### WHAT THIS TASK INVOLVES
After locating the line that contains "Extract the structured", quote it and all lines after it through the end of the entries, and nothing more. Pictures stay out.

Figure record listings
--- Start ---

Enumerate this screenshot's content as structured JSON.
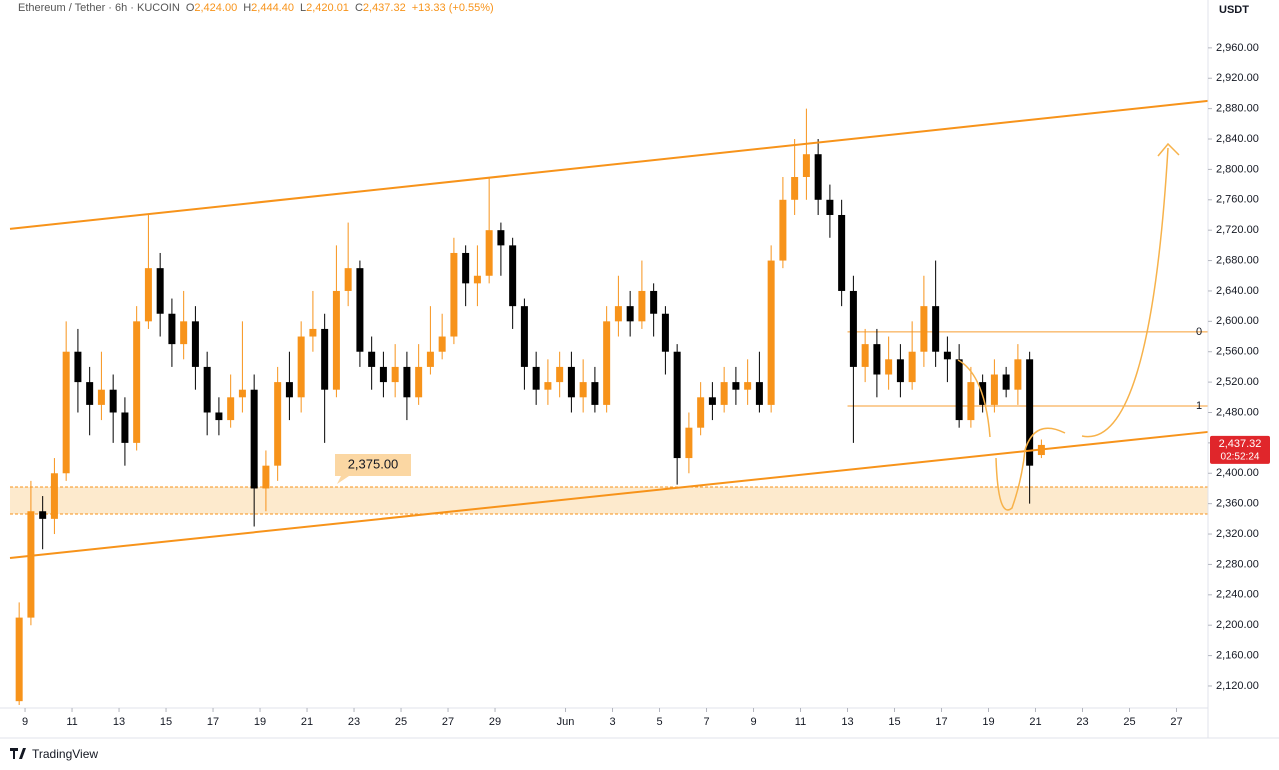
{
  "chart_data": {
    "type": "candlestick",
    "header": {
      "symbol": "Ethereum / Tether · 6h · KUCOIN",
      "open_letter": "O",
      "open": "2,424.00",
      "high_letter": "H",
      "high": "2,444.40",
      "low_letter": "L",
      "low": "2,420.01",
      "close_letter": "C",
      "close": "2,437.32",
      "change": "+13.33 (+0.55%)"
    },
    "y_axis_label": "USDT",
    "brand": "TradingView",
    "up_color": "#f7931a",
    "down_color": "#000000",
    "line_color": "#f7931a",
    "grid": false,
    "xlim": [
      -0.64,
      50.34
    ],
    "ylim": [
      2091,
      3023
    ],
    "xticks": [
      {
        "value": 0,
        "label": "9"
      },
      {
        "value": 2,
        "label": "11"
      },
      {
        "value": 4,
        "label": "13"
      },
      {
        "value": 6,
        "label": "15"
      },
      {
        "value": 8,
        "label": "17"
      },
      {
        "value": 10,
        "label": "19"
      },
      {
        "value": 12,
        "label": "21"
      },
      {
        "value": 14,
        "label": "23"
      },
      {
        "value": 16,
        "label": "25"
      },
      {
        "value": 18,
        "label": "27"
      },
      {
        "value": 20,
        "label": "29"
      },
      {
        "value": 23,
        "label": "Jun"
      },
      {
        "value": 25,
        "label": "3"
      },
      {
        "value": 27,
        "label": "5"
      },
      {
        "value": 29,
        "label": "7"
      },
      {
        "value": 31,
        "label": "9"
      },
      {
        "value": 33,
        "label": "11"
      },
      {
        "value": 35,
        "label": "13"
      },
      {
        "value": 37,
        "label": "15"
      },
      {
        "value": 39,
        "label": "17"
      },
      {
        "value": 41,
        "label": "19"
      },
      {
        "value": 43,
        "label": "21"
      },
      {
        "value": 45,
        "label": "23"
      },
      {
        "value": 47,
        "label": "25"
      },
      {
        "value": 49,
        "label": "27"
      }
    ],
    "yticks": [
      {
        "value": 2120,
        "label": "2,120.00"
      },
      {
        "value": 2160,
        "label": "2,160.00"
      },
      {
        "value": 2200,
        "label": "2,200.00"
      },
      {
        "value": 2240,
        "label": "2,240.00"
      },
      {
        "value": 2280,
        "label": "2,280.00"
      },
      {
        "value": 2320,
        "label": "2,320.00"
      },
      {
        "value": 2360,
        "label": "2,360.00"
      },
      {
        "value": 2400,
        "label": "2,400.00"
      },
      {
        "value": 2440,
        "label": "2,440.00"
      },
      {
        "value": 2480,
        "label": "2,480.00"
      },
      {
        "value": 2520,
        "label": "2,520.00"
      },
      {
        "value": 2560,
        "label": "2,560.00"
      },
      {
        "value": 2600,
        "label": "2,600.00"
      },
      {
        "value": 2640,
        "label": "2,640.00"
      },
      {
        "value": 2680,
        "label": "2,680.00"
      },
      {
        "value": 2720,
        "label": "2,720.00"
      },
      {
        "value": 2760,
        "label": "2,760.00"
      },
      {
        "value": 2800,
        "label": "2,800.00"
      },
      {
        "value": 2840,
        "label": "2,840.00"
      },
      {
        "value": 2880,
        "label": "2,880.00"
      },
      {
        "value": 2920,
        "label": "2,920.00"
      },
      {
        "value": 2960,
        "label": "2,960.00"
      }
    ],
    "x": [
      -0.25,
      0.25,
      0.75,
      1.25,
      1.75,
      2.25,
      2.75,
      3.25,
      3.75,
      4.25,
      4.75,
      5.25,
      5.75,
      6.25,
      6.75,
      7.25,
      7.75,
      8.25,
      8.75,
      9.25,
      9.75,
      10.25,
      10.75,
      11.25,
      11.75,
      12.25,
      12.75,
      13.25,
      13.75,
      14.25,
      14.75,
      15.25,
      15.75,
      16.25,
      16.75,
      17.25,
      17.75,
      18.25,
      18.75,
      19.25,
      19.75,
      20.25,
      20.75,
      21.25,
      21.75,
      22.25,
      22.75,
      23.25,
      23.75,
      24.25,
      24.75,
      25.25,
      25.75,
      26.25,
      26.75,
      27.25,
      27.75,
      28.25,
      28.75,
      29.25,
      29.75,
      30.25,
      30.75,
      31.25,
      31.75,
      32.25,
      32.75,
      33.25,
      33.75,
      34.25,
      34.75,
      35.25,
      35.75,
      36.25,
      36.75,
      37.25,
      37.75,
      38.25,
      38.75,
      39.25,
      39.75,
      40.25,
      40.75,
      41.25,
      41.75,
      42.25,
      42.75,
      43.25
    ],
    "open": [
      2100,
      2210,
      2350,
      2340,
      2400,
      2560,
      2520,
      2490,
      2510,
      2480,
      2440,
      2600,
      2670,
      2610,
      2570,
      2600,
      2540,
      2480,
      2470,
      2500,
      2510,
      2380,
      2410,
      2520,
      2500,
      2580,
      2590,
      2510,
      2640,
      2670,
      2560,
      2540,
      2520,
      2540,
      2500,
      2540,
      2560,
      2580,
      2690,
      2650,
      2660,
      2720,
      2700,
      2620,
      2540,
      2510,
      2520,
      2540,
      2500,
      2520,
      2490,
      2600,
      2620,
      2600,
      2640,
      2610,
      2560,
      2420,
      2460,
      2500,
      2490,
      2520,
      2510,
      2520,
      2490,
      2680,
      2760,
      2790,
      2820,
      2760,
      2740,
      2640,
      2540,
      2570,
      2530,
      2550,
      2520,
      2560,
      2620,
      2560,
      2550,
      2470,
      2520,
      2490,
      2530,
      2510,
      2550,
      2424
    ],
    "high": [
      2230,
      2390,
      2370,
      2420,
      2600,
      2590,
      2540,
      2560,
      2530,
      2500,
      2620,
      2740,
      2690,
      2630,
      2640,
      2620,
      2560,
      2500,
      2530,
      2600,
      2530,
      2430,
      2540,
      2560,
      2600,
      2640,
      2610,
      2700,
      2730,
      2680,
      2580,
      2560,
      2570,
      2560,
      2570,
      2620,
      2610,
      2710,
      2700,
      2700,
      2790,
      2730,
      2710,
      2630,
      2560,
      2550,
      2560,
      2560,
      2550,
      2540,
      2620,
      2660,
      2640,
      2680,
      2650,
      2620,
      2570,
      2480,
      2520,
      2520,
      2540,
      2540,
      2550,
      2560,
      2700,
      2790,
      2840,
      2880,
      2840,
      2780,
      2760,
      2660,
      2590,
      2590,
      2580,
      2570,
      2600,
      2660,
      2680,
      2580,
      2570,
      2540,
      2530,
      2550,
      2540,
      2570,
      2560,
      2444.4
    ],
    "low": [
      2095,
      2200,
      2300,
      2320,
      2390,
      2480,
      2450,
      2470,
      2440,
      2410,
      2430,
      2590,
      2580,
      2540,
      2550,
      2510,
      2450,
      2450,
      2460,
      2480,
      2330,
      2350,
      2390,
      2470,
      2480,
      2560,
      2440,
      2500,
      2620,
      2540,
      2510,
      2500,
      2500,
      2470,
      2490,
      2530,
      2550,
      2570,
      2620,
      2620,
      2650,
      2660,
      2590,
      2510,
      2490,
      2490,
      2500,
      2480,
      2480,
      2480,
      2480,
      2580,
      2580,
      2590,
      2580,
      2530,
      2385,
      2400,
      2450,
      2470,
      2480,
      2490,
      2490,
      2480,
      2480,
      2670,
      2740,
      2760,
      2740,
      2710,
      2620,
      2440,
      2520,
      2500,
      2510,
      2500,
      2510,
      2540,
      2540,
      2520,
      2460,
      2460,
      2480,
      2480,
      2500,
      2490,
      2360,
      2420.01
    ],
    "close": [
      2210,
      2350,
      2340,
      2400,
      2560,
      2520,
      2490,
      2510,
      2480,
      2440,
      2600,
      2670,
      2610,
      2570,
      2600,
      2540,
      2480,
      2470,
      2500,
      2510,
      2380,
      2410,
      2520,
      2500,
      2580,
      2590,
      2510,
      2640,
      2670,
      2560,
      2540,
      2520,
      2540,
      2500,
      2540,
      2560,
      2580,
      2690,
      2650,
      2660,
      2720,
      2700,
      2620,
      2540,
      2510,
      2520,
      2540,
      2500,
      2520,
      2490,
      2600,
      2620,
      2600,
      2640,
      2610,
      2560,
      2420,
      2460,
      2500,
      2490,
      2520,
      2510,
      2520,
      2490,
      2680,
      2760,
      2790,
      2820,
      2760,
      2740,
      2640,
      2540,
      2570,
      2530,
      2550,
      2520,
      2560,
      2620,
      2560,
      2550,
      2470,
      2520,
      2490,
      2530,
      2510,
      2550,
      2410,
      2437.32
    ],
    "trendlines": [
      {
        "x": [
          -0.64,
          50.34
        ],
        "y": [
          2721.7,
          2890.2
        ]
      },
      {
        "x": [
          -0.64,
          50.34
        ],
        "y": [
          2288.5,
          2454.4
        ]
      }
    ],
    "zone": {
      "ylim": [
        2346.4,
        2382
      ],
      "label": "2,375.00"
    },
    "fib": {
      "x": [
        35.0,
        50.34
      ],
      "levels": [
        {
          "value": 2586.1,
          "label": "0"
        },
        {
          "value": 2488.6,
          "label": "1"
        }
      ]
    },
    "last_price": {
      "value": 2437.32,
      "label": "2,437.32",
      "countdown": "02:52:24",
      "color": "#e0262b"
    }
  }
}
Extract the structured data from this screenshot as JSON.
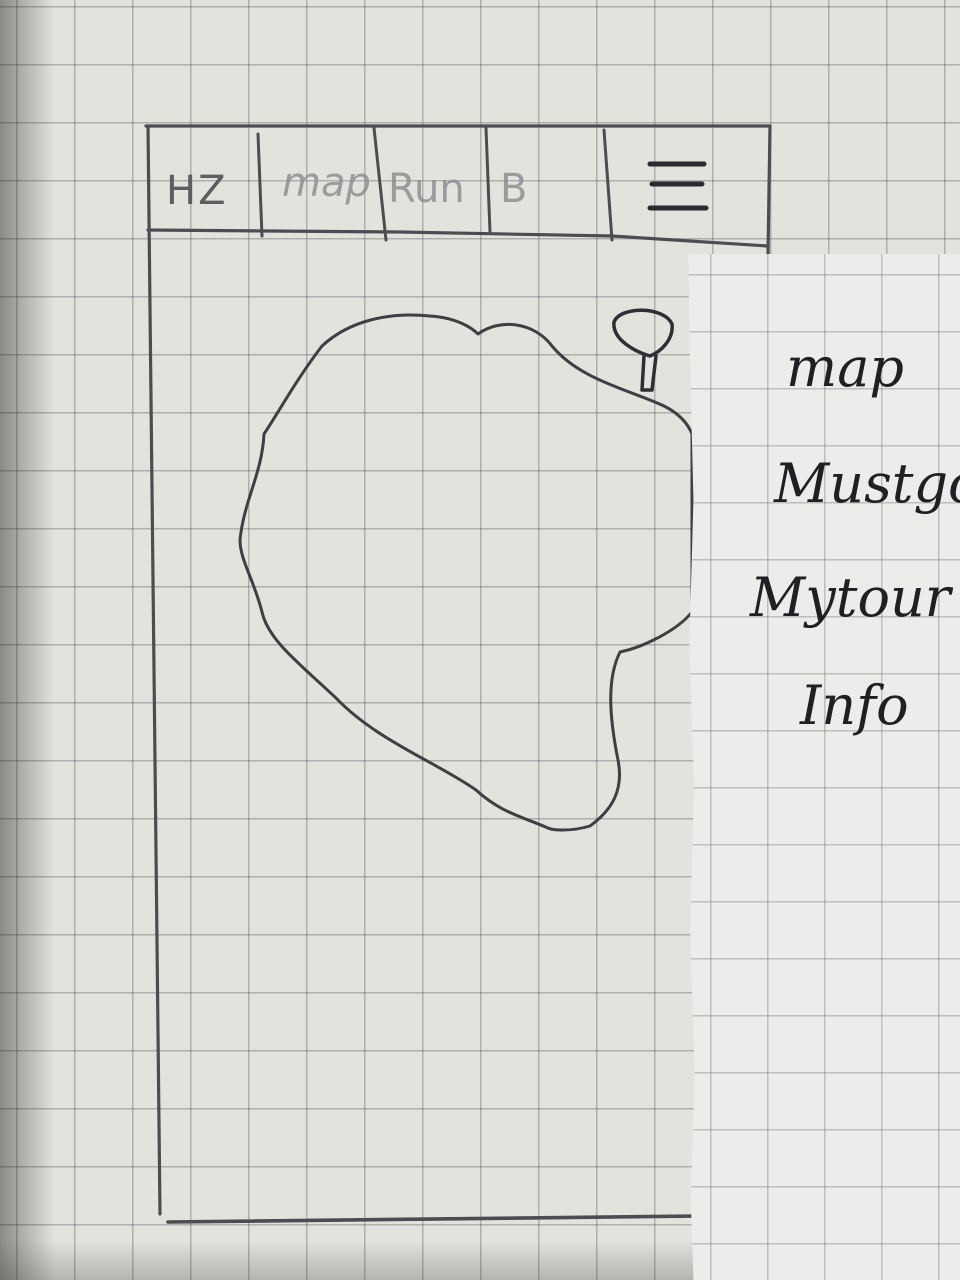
{
  "navbar": {
    "tabs": [
      {
        "label": "HZ"
      },
      {
        "label": "map"
      },
      {
        "label": "Run"
      },
      {
        "label": "B"
      }
    ],
    "menu_icon": "hamburger-menu-icon"
  },
  "map": {
    "region_shape": "island-outline",
    "marker_icon": "map-pin-icon"
  },
  "drawer": {
    "items": [
      {
        "label": "map"
      },
      {
        "label": "Mustgo"
      },
      {
        "label": "Mytour"
      },
      {
        "label": "Info"
      }
    ]
  },
  "colors": {
    "paper": "#e3e3de",
    "grid": "#6e6e73",
    "pencil": "#4a4a50",
    "ink": "#1f1f24"
  }
}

--- End ---

### CORRECT RESULT
Extract the structured data from this screenshot as JSON.
{
  "navbar": {
    "tabs": [
      {
        "label": "HZ"
      },
      {
        "label": "map"
      },
      {
        "label": "Run"
      },
      {
        "label": "B"
      }
    ],
    "menu_icon": "hamburger-menu-icon"
  },
  "map": {
    "region_shape": "island-outline",
    "marker_icon": "map-pin-icon"
  },
  "drawer": {
    "items": [
      {
        "label": "map"
      },
      {
        "label": "Mustgo"
      },
      {
        "label": "Mytour"
      },
      {
        "label": "Info"
      }
    ]
  },
  "colors": {
    "paper": "#e3e3de",
    "grid": "#6e6e73",
    "pencil": "#4a4a50",
    "ink": "#1f1f24"
  }
}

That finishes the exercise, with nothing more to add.